Part of a data file:
--- --- ---
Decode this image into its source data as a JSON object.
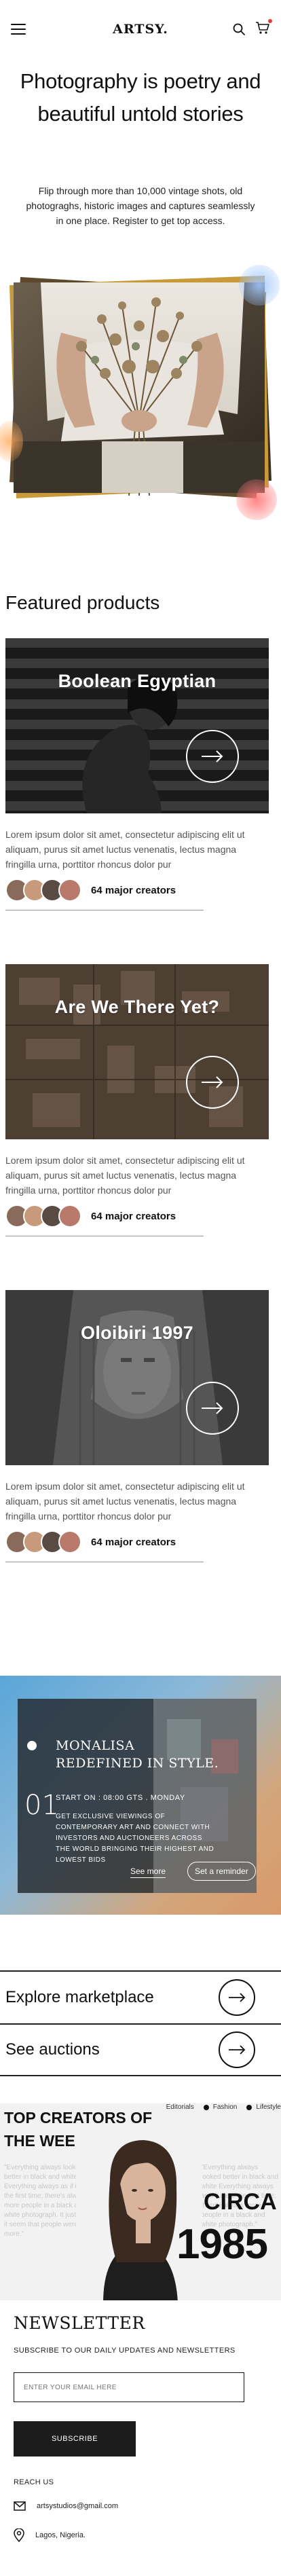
{
  "header": {
    "logo": "ARTSY.",
    "icons": [
      "menu-icon",
      "search-icon",
      "cart-icon"
    ]
  },
  "hero": {
    "title": "Photography is poetry and beautiful untold stories",
    "subtitle": "Flip through more than 10,000 vintage shots, old photograghs, historic images and captures seamlessly in one place. Register to get top access."
  },
  "featured": {
    "title": "Featured products",
    "products": [
      {
        "name": "Boolean Egyptian",
        "description": "Lorem ipsum dolor sit amet, consectetur adipiscing elit ut aliquam, purus sit amet luctus venenatis, lectus magna fringilla urna, porttitor rhoncus dolor pur",
        "creators": "64 major creators"
      },
      {
        "name": "Are We There Yet?",
        "description": "Lorem ipsum dolor sit amet, consectetur adipiscing elit ut aliquam, purus sit amet luctus venenatis, lectus magna fringilla urna, porttitor rhoncus dolor pur",
        "creators": "64 major creators"
      },
      {
        "name": "Oloibiri 1997",
        "description": "Lorem ipsum dolor sit amet, consectetur adipiscing elit ut aliquam, purus sit amet luctus venenatis, lectus magna fringilla urna, porttitor rhoncus dolor pur",
        "creators": "64 major creators"
      }
    ]
  },
  "promo": {
    "title": "MONALISA REDEFINED IN STYLE.",
    "number": "01",
    "start": "START ON : 08:00 GTS . MONDAY",
    "body": "GET EXCLUSIVE VIEWINGS OF CONTEMPORARY ART AND CONNECT WITH INVESTORS AND AUCTIONEERS ACROSS THE WORLD BRINGING THEIR HIGHEST AND LOWEST BIDS",
    "see_more": "See more",
    "reminder": "Set a reminder"
  },
  "links": {
    "marketplace": "Explore marketplace",
    "auctions": "See auctions"
  },
  "top_creators": {
    "title": "TOP CREATORS OF THE WEEK",
    "tags": [
      "Editorials",
      "Fashion",
      "Lifestyle"
    ],
    "faded_left": "\"Everything always looked better in black and white Everything always as if it were the first time; there's always more people in a black and white photograph. It just makes it seem that people were in it more.\"",
    "faded_right": "\"Everything always looked better in black and white Everything always as if it were the first time; there's always more people in a black and white photograph.\"",
    "circa": "CIRCA",
    "year": "1985"
  },
  "newsletter": {
    "title": "NEWSLETTER",
    "subtitle": "SUBSCRIBE TO OUR DAILY UPDATES AND NEWSLETTERS",
    "placeholder": "ENTER YOUR EMAIL HERE",
    "button": "SUBSCRIBE"
  },
  "contact": {
    "reach": "REACH US",
    "email": "artsystudios@gmail.com",
    "location": "Lagos, Nigeria."
  }
}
--- --- ---
OBJECTIVE.
Print the records word for word and exclude any picture they hold.

TASK RESULT.
Decode this image into its source data as a JSON object.
{
  "header": {
    "logo": "ARTSY.",
    "icons": [
      "menu-icon",
      "search-icon",
      "cart-icon"
    ]
  },
  "hero": {
    "title": "Photography is poetry and beautiful untold stories",
    "subtitle": "Flip through more than 10,000 vintage shots, old photograghs, historic images and captures seamlessly in one place. Register to get top access."
  },
  "featured": {
    "title": "Featured products",
    "products": [
      {
        "name": "Boolean Egyptian",
        "description": "Lorem ipsum dolor sit amet, consectetur adipiscing elit ut aliquam, purus sit amet luctus venenatis, lectus magna fringilla urna, porttitor rhoncus dolor pur",
        "creators": "64 major creators"
      },
      {
        "name": "Are We There Yet?",
        "description": "Lorem ipsum dolor sit amet, consectetur adipiscing elit ut aliquam, purus sit amet luctus venenatis, lectus magna fringilla urna, porttitor rhoncus dolor pur",
        "creators": "64 major creators"
      },
      {
        "name": "Oloibiri 1997",
        "description": "Lorem ipsum dolor sit amet, consectetur adipiscing elit ut aliquam, purus sit amet luctus venenatis, lectus magna fringilla urna, porttitor rhoncus dolor pur",
        "creators": "64 major creators"
      }
    ]
  },
  "promo": {
    "title": "MONALISA REDEFINED IN STYLE.",
    "number": "01",
    "start": "START ON : 08:00 GTS . MONDAY",
    "body": "GET EXCLUSIVE VIEWINGS OF CONTEMPORARY ART AND CONNECT WITH INVESTORS AND AUCTIONEERS ACROSS THE WORLD BRINGING THEIR HIGHEST AND LOWEST BIDS",
    "see_more": "See more",
    "reminder": "Set a reminder"
  },
  "links": {
    "marketplace": "Explore marketplace",
    "auctions": "See auctions"
  },
  "top_creators": {
    "title": "TOP CREATORS OF THE WEEK",
    "tags": [
      "Editorials",
      "Fashion",
      "Lifestyle"
    ],
    "faded_left": "\"Everything always looked better in black and white Everything always as if it were the first time; there's always more people in a black and white photograph. It just makes it seem that people were in it more.\"",
    "faded_right": "\"Everything always looked better in black and white Everything always as if it were the first time; there's always more people in a black and white photograph.\"",
    "circa": "CIRCA",
    "year": "1985"
  },
  "newsletter": {
    "title": "NEWSLETTER",
    "subtitle": "SUBSCRIBE TO OUR DAILY UPDATES AND NEWSLETTERS",
    "placeholder": "ENTER YOUR EMAIL HERE",
    "button": "SUBSCRIBE"
  },
  "contact": {
    "reach": "REACH US",
    "email": "artsystudios@gmail.com",
    "location": "Lagos, Nigeria."
  }
}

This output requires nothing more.